THE EXERCISE:
Extract every line that contains the string "April".

DATA FOR THIS EXERCISE:
━━━━━━━━━━━━━━━━

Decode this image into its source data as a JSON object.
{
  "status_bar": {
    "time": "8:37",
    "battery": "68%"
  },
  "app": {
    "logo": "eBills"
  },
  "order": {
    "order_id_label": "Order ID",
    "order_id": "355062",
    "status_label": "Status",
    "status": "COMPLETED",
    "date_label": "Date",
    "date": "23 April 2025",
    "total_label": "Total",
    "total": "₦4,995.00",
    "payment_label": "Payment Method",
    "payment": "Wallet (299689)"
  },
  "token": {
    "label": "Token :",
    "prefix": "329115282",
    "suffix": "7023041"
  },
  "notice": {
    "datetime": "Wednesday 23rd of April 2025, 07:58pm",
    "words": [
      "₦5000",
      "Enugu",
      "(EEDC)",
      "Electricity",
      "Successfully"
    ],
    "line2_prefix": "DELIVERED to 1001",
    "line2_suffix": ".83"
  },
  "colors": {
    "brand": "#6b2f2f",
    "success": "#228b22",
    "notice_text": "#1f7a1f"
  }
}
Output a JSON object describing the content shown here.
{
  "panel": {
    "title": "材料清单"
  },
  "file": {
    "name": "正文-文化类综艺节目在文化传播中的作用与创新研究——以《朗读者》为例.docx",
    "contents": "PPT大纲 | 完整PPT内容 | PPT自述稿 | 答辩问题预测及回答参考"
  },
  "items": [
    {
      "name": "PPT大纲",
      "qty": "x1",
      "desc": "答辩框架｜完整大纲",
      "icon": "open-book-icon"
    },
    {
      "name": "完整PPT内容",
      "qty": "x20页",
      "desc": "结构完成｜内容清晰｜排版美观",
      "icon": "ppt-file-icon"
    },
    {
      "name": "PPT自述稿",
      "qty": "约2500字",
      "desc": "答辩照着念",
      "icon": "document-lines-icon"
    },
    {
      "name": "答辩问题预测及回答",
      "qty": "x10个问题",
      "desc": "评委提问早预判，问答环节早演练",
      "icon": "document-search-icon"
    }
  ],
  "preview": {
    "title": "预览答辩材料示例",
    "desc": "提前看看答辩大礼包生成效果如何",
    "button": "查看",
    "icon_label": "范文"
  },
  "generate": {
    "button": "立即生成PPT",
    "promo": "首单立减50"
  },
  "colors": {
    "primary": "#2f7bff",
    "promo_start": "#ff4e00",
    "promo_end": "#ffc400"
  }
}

━━━━━━━━━━━━━━━━

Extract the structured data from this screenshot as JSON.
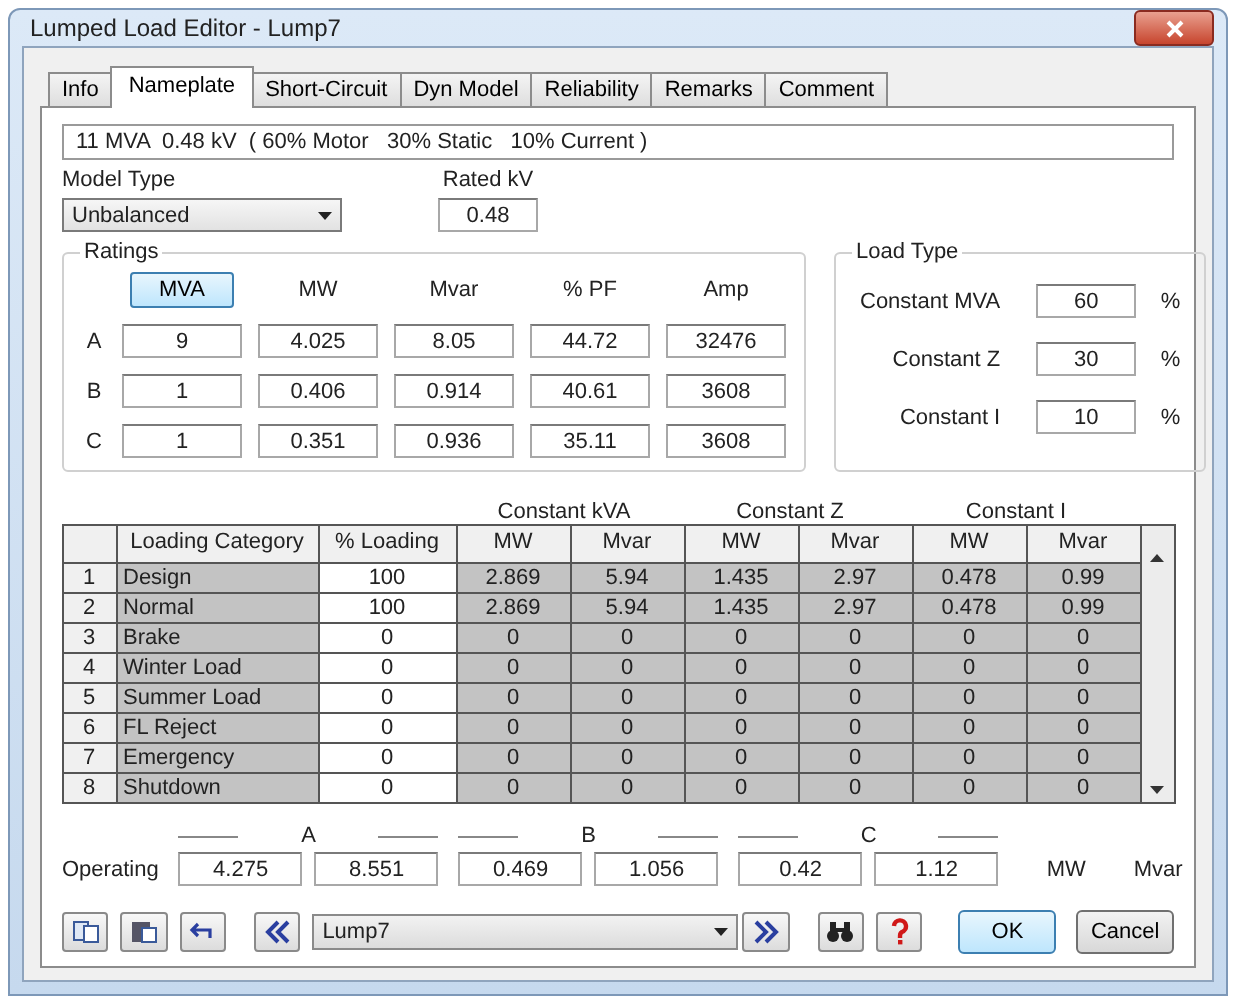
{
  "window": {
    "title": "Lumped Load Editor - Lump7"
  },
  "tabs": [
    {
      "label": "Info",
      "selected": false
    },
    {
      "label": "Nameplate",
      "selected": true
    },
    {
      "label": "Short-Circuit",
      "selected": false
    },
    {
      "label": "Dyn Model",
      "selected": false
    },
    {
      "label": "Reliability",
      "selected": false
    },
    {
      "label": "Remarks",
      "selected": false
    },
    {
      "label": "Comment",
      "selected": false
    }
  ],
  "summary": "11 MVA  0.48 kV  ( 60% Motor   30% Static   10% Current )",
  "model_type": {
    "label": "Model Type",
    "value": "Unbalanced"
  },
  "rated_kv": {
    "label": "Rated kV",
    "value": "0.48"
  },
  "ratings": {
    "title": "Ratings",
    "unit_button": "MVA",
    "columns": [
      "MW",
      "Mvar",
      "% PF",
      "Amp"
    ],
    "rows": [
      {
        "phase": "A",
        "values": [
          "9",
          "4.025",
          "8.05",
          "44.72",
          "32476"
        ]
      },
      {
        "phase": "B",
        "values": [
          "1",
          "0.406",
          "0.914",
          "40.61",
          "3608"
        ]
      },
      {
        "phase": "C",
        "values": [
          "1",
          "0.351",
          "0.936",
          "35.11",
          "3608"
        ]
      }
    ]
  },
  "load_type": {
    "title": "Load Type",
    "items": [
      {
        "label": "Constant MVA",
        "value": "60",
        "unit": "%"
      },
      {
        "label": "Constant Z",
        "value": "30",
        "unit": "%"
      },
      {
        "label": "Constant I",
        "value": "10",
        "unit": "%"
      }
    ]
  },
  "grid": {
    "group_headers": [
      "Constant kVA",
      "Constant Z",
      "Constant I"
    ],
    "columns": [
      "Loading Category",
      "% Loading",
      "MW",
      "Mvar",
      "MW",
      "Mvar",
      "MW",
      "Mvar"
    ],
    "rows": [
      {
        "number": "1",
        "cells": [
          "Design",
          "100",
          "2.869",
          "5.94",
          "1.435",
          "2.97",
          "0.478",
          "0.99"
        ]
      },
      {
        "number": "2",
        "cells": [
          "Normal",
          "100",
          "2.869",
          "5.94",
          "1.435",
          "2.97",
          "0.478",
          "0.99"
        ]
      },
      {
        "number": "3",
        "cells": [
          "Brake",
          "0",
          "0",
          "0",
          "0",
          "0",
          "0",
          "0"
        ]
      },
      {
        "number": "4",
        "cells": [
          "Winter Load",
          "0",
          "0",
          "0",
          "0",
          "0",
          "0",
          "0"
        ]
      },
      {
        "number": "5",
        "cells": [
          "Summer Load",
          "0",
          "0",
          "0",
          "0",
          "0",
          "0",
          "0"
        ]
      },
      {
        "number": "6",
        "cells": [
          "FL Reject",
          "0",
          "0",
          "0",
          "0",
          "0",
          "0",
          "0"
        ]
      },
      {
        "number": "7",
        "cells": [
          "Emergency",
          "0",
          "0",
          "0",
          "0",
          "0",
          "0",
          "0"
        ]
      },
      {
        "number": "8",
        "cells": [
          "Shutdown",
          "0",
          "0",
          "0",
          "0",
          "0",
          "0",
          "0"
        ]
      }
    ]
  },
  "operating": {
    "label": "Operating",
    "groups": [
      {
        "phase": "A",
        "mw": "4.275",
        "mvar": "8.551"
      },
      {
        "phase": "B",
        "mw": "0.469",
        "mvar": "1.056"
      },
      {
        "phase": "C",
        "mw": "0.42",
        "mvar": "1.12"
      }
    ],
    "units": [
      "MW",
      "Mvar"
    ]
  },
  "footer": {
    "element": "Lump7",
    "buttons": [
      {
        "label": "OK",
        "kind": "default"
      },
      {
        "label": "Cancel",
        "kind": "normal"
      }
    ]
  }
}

━━━━━━━━━━━━━━━━

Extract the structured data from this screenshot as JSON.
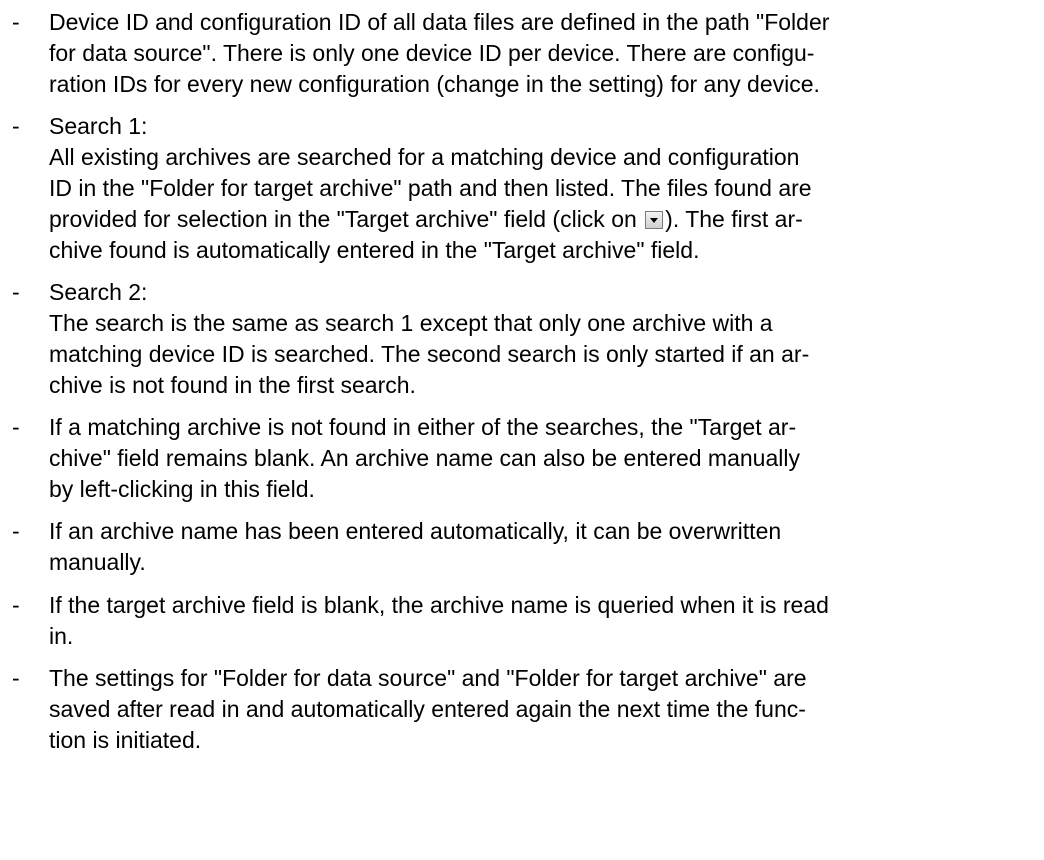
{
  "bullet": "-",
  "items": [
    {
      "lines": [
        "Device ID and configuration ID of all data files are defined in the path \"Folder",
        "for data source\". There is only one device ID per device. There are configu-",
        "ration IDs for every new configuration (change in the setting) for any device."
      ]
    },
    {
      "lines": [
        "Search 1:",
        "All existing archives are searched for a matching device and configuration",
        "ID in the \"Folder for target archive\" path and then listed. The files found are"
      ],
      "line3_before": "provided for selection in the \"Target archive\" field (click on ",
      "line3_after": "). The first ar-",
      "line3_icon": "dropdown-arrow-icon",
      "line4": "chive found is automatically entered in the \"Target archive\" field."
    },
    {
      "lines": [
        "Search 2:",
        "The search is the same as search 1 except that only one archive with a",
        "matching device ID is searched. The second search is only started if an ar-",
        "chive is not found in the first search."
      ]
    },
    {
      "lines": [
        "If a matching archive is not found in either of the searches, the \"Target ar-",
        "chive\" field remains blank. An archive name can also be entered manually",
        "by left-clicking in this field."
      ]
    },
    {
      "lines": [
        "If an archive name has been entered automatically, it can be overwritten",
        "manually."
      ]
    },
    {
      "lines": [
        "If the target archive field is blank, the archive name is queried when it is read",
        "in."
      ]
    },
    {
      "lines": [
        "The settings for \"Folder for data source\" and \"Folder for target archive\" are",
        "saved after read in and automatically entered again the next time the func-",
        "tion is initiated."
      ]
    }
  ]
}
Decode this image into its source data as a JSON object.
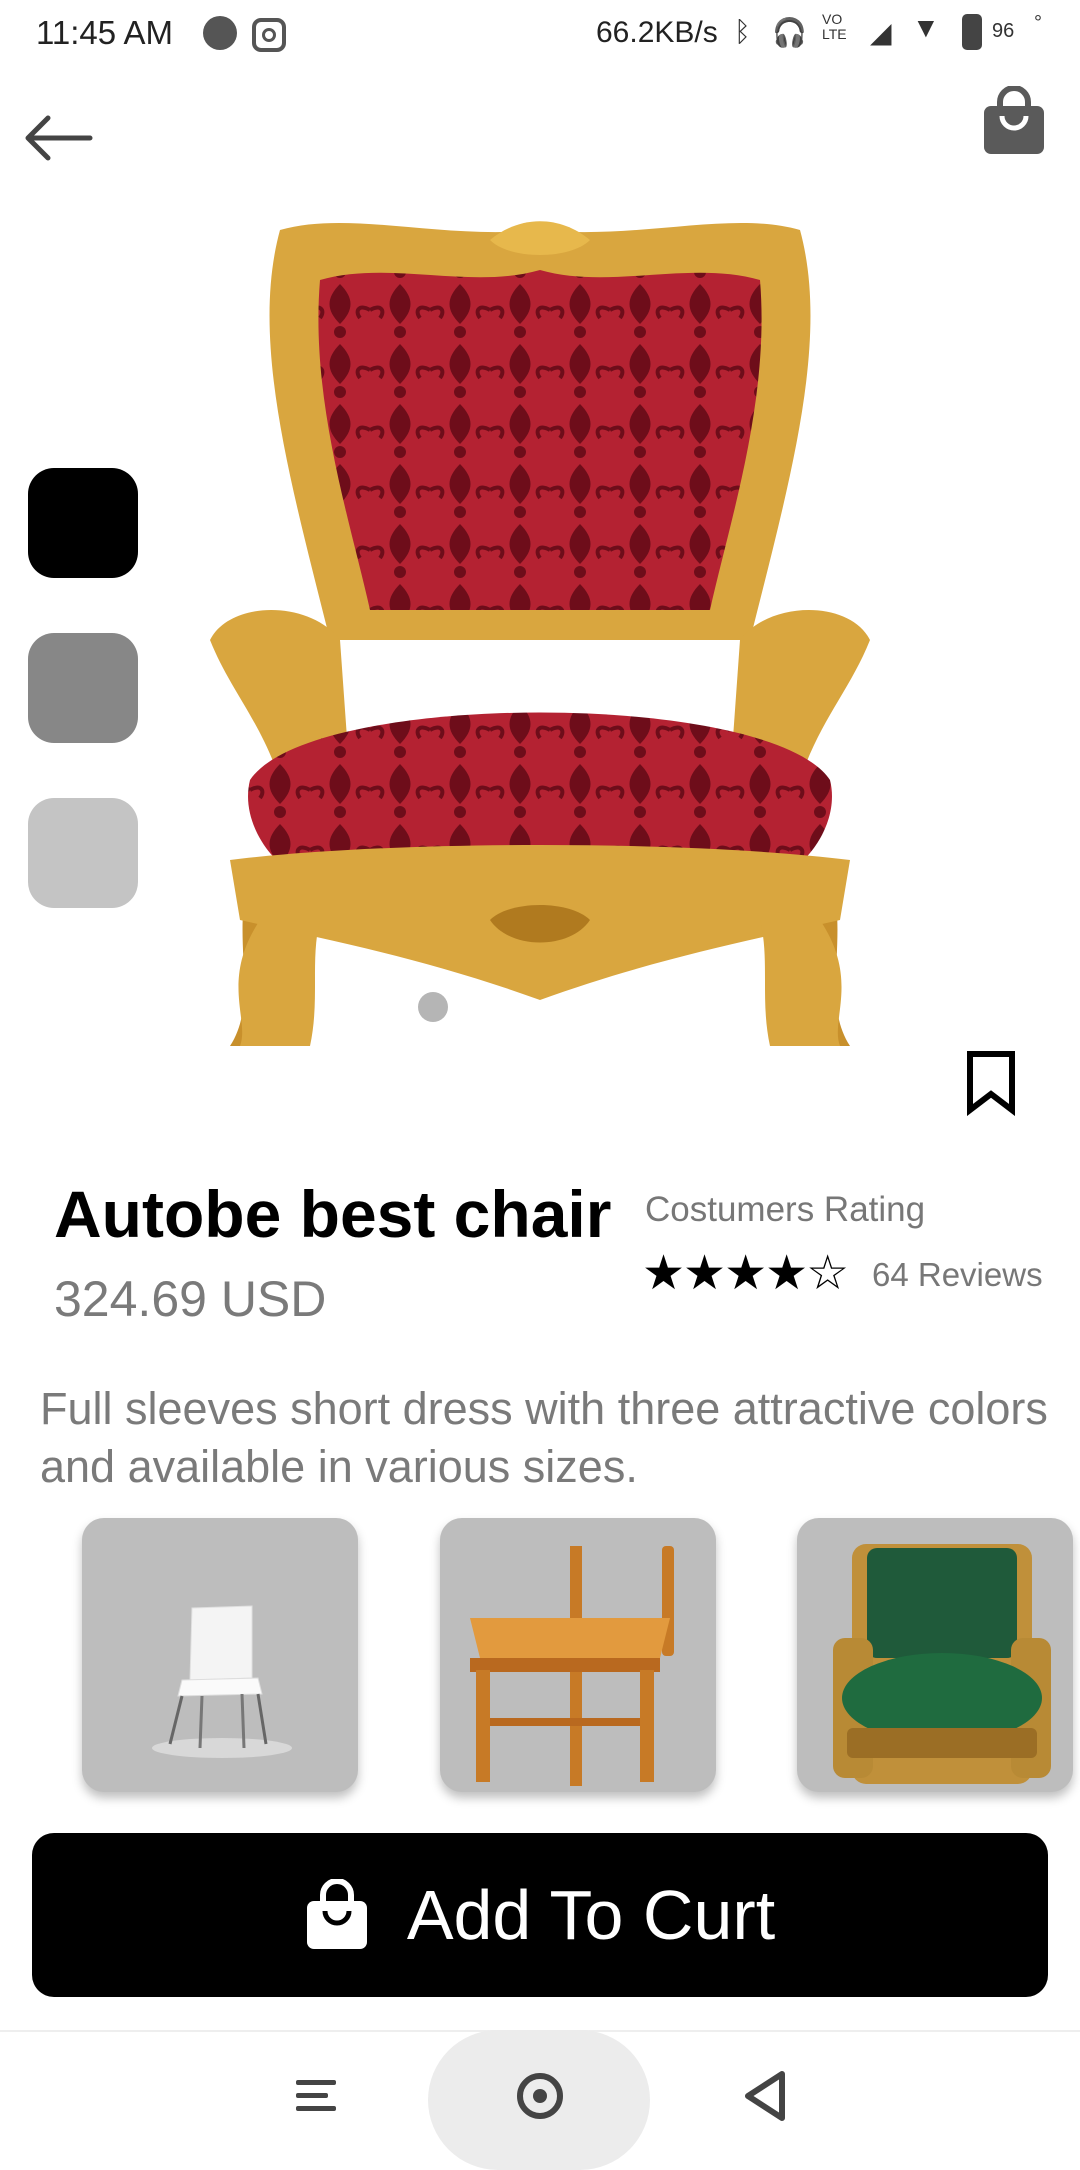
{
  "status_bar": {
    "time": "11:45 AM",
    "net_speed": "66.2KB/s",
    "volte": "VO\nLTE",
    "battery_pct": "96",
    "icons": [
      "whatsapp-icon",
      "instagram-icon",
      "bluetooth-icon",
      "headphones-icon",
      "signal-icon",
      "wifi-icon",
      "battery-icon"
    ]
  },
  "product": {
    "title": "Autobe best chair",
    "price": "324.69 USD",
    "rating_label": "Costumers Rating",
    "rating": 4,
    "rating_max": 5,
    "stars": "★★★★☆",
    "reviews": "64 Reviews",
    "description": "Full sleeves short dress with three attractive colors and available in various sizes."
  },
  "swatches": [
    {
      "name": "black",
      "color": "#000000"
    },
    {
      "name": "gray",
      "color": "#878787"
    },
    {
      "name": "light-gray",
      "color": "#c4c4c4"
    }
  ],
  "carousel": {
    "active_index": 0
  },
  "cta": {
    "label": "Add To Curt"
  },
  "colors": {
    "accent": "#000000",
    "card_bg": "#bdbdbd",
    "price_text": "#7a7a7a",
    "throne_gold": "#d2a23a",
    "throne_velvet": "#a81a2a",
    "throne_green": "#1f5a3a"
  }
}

━━━━━━━━━━━━━━━━

WORKED ANSWER:
    "date": "23 April 2025",
    "datetime": "Wednesday 23rd of April 2025, 07:58pm",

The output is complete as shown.